• [Stated goal]: Select the lines that contain "Initial" and copy each of them.

___ Data provided ___

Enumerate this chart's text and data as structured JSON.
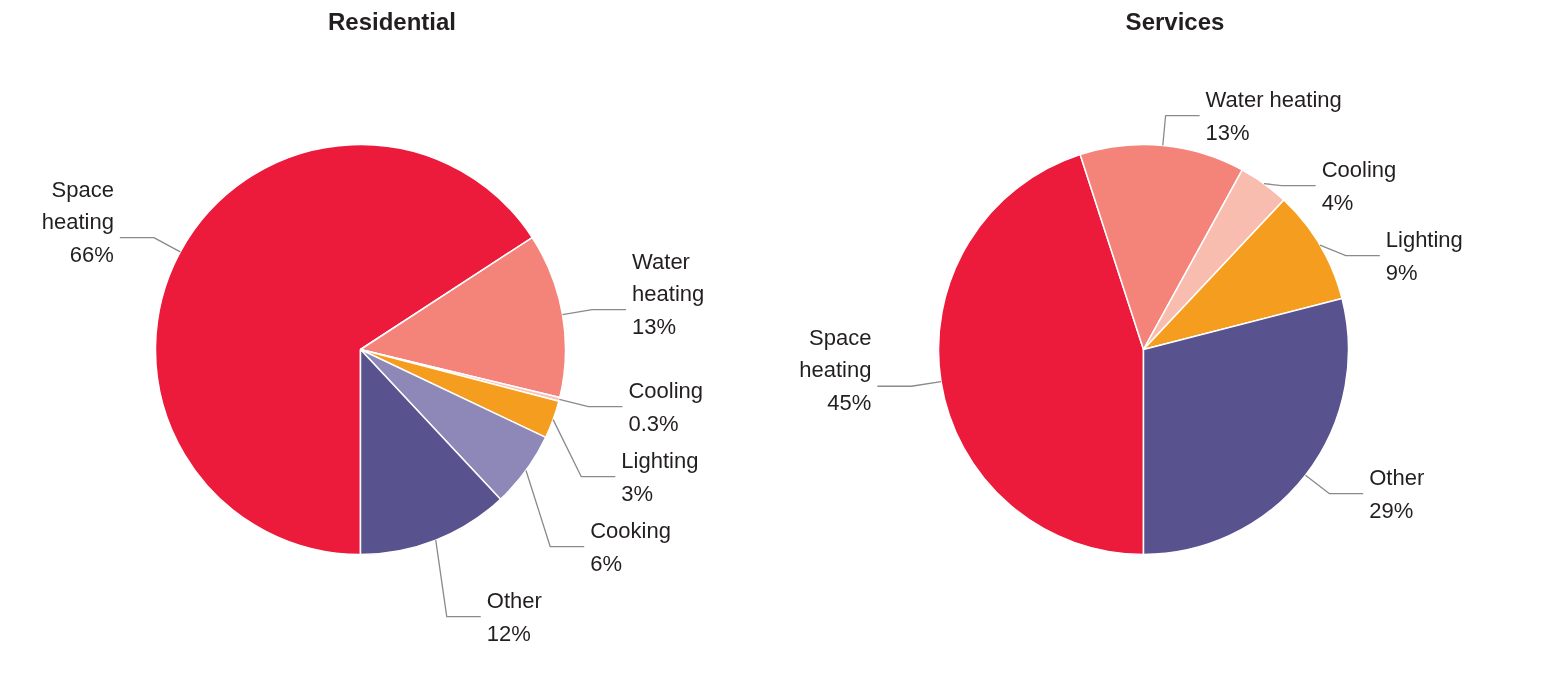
{
  "chart_data": [
    {
      "type": "pie",
      "title": "Residential",
      "categories": [
        "Space heating",
        "Water heating",
        "Cooling",
        "Lighting",
        "Cooking",
        "Other"
      ],
      "values": [
        66,
        13,
        0.3,
        3,
        6,
        12
      ],
      "value_labels": [
        "66%",
        "13%",
        "0.3%",
        "3%",
        "6%",
        "12%"
      ],
      "colors": [
        "#ec1b3b",
        "#f4837a",
        "#f9c3b8",
        "#f59d1e",
        "#8d88b8",
        "#58528f"
      ]
    },
    {
      "type": "pie",
      "title": "Services",
      "categories": [
        "Space heating",
        "Water heating",
        "Cooling",
        "Lighting",
        "Other"
      ],
      "values": [
        45,
        13,
        4,
        9,
        29
      ],
      "value_labels": [
        "45%",
        "13%",
        "4%",
        "9%",
        "29%"
      ],
      "colors": [
        "#ec1b3b",
        "#f4837a",
        "#f9bdb0",
        "#f59d1e",
        "#58528f"
      ]
    }
  ]
}
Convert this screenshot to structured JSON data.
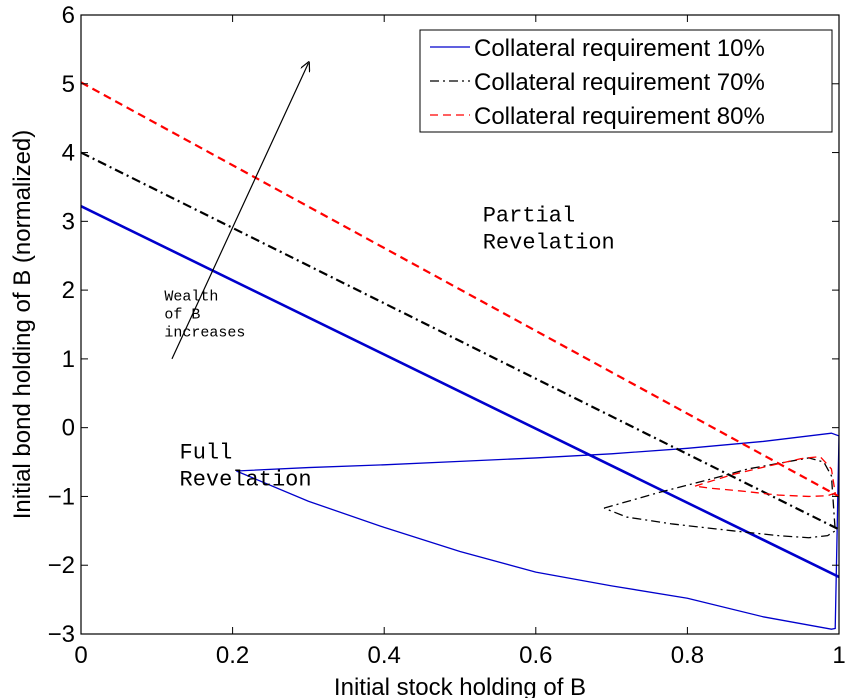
{
  "chart_data": {
    "type": "line",
    "xlabel": "Initial stock holding of B",
    "ylabel": "Initial bond holding of B (normalized)",
    "xlim": [
      0,
      1
    ],
    "ylim": [
      -3,
      6
    ],
    "xticks": [
      0,
      0.2,
      0.4,
      0.6,
      0.8,
      1
    ],
    "xtick_labels": [
      "0",
      "0.2",
      "0.4",
      "0.6",
      "0.8",
      "1"
    ],
    "yticks": [
      -3,
      -2,
      -1,
      0,
      1,
      2,
      3,
      4,
      5,
      6
    ],
    "ytick_labels": [
      "−3",
      "−2",
      "−1",
      "0",
      "1",
      "2",
      "3",
      "4",
      "5",
      "6"
    ],
    "grid": false,
    "legend_position": "top-right",
    "series": [
      {
        "name": "Collateral requirement 10%",
        "color": "#0000cc",
        "dash": "solid",
        "threshold_line": {
          "x": [
            0,
            1
          ],
          "y": [
            3.22,
            -2.17
          ]
        },
        "region_boundary": {
          "x": [
            0.205,
            0.3,
            0.4,
            0.5,
            0.6,
            0.7,
            0.8,
            0.9,
            0.99,
            1.0,
            0.995,
            0.99,
            0.9,
            0.8,
            0.7,
            0.6,
            0.5,
            0.4,
            0.3,
            0.205
          ],
          "y": [
            -0.63,
            -0.58,
            -0.54,
            -0.49,
            -0.44,
            -0.38,
            -0.3,
            -0.2,
            -0.08,
            -0.12,
            -2.92,
            -2.93,
            -2.75,
            -2.48,
            -2.3,
            -2.1,
            -1.8,
            -1.45,
            -1.07,
            -0.63
          ]
        }
      },
      {
        "name": "Collateral requirement 70%",
        "color": "#000000",
        "dash": "dashdot",
        "threshold_line": {
          "x": [
            0,
            1
          ],
          "y": [
            4.0,
            -1.48
          ]
        },
        "region_boundary": {
          "x": [
            0.69,
            0.76,
            0.83,
            0.88,
            0.93,
            0.96,
            0.98,
            0.99,
            0.995,
            0.985,
            0.96,
            0.92,
            0.86,
            0.78,
            0.72,
            0.69
          ],
          "y": [
            -1.17,
            -0.95,
            -0.75,
            -0.6,
            -0.5,
            -0.44,
            -0.5,
            -0.7,
            -1.5,
            -1.57,
            -1.6,
            -1.57,
            -1.5,
            -1.4,
            -1.3,
            -1.17
          ]
        }
      },
      {
        "name": "Collateral requirement 80%",
        "color": "#ff0000",
        "dash": "dashed",
        "threshold_line": {
          "x": [
            0,
            1
          ],
          "y": [
            5.02,
            -1.0
          ]
        },
        "region_boundary": {
          "x": [
            0.81,
            0.86,
            0.91,
            0.95,
            0.975,
            0.99,
            0.995,
            0.985,
            0.96,
            0.92,
            0.87,
            0.83,
            0.81
          ],
          "y": [
            -0.85,
            -0.68,
            -0.55,
            -0.45,
            -0.42,
            -0.6,
            -0.95,
            -0.99,
            -1.0,
            -0.98,
            -0.92,
            -0.88,
            -0.85
          ]
        }
      }
    ],
    "annotations": [
      {
        "lines": [
          "Partial",
          "Revelation"
        ],
        "x": 0.53,
        "y": 3.0,
        "size": "large"
      },
      {
        "lines": [
          "Full",
          "Revelation"
        ],
        "x": 0.13,
        "y": -0.45,
        "size": "large"
      },
      {
        "lines": [
          "Wealth",
          "of B",
          "increases"
        ],
        "x": 0.11,
        "y": 1.85,
        "size": "small"
      }
    ],
    "arrow": {
      "from": [
        0.12,
        1.0
      ],
      "to": [
        0.3,
        5.3
      ]
    }
  }
}
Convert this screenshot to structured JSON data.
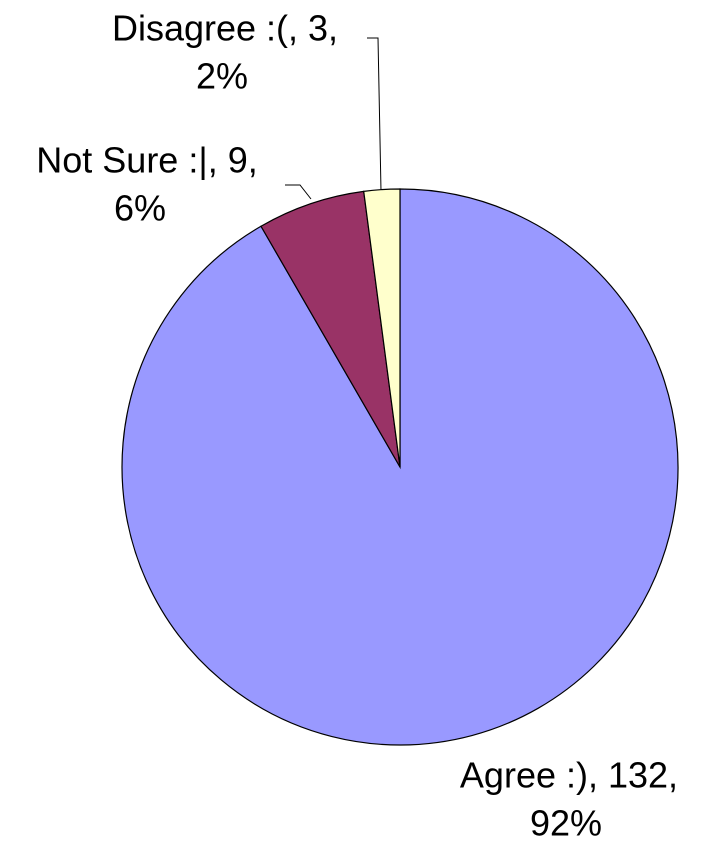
{
  "chart_data": {
    "type": "pie",
    "values": [
      132,
      9,
      3
    ],
    "value_labels": [
      [
        "Agree :), 132,",
        "92%"
      ],
      [
        "Not Sure :|, 9,",
        "6%"
      ],
      [
        "Disagree :(, 3,",
        "2%"
      ]
    ],
    "colors": [
      "#9999ff",
      "#993366",
      "#ffffcc"
    ]
  }
}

___

• [Written response]:
    "xlabel": "Initial stock holding of B",
    "ylabel": "Initial bond holding of B (normalized)",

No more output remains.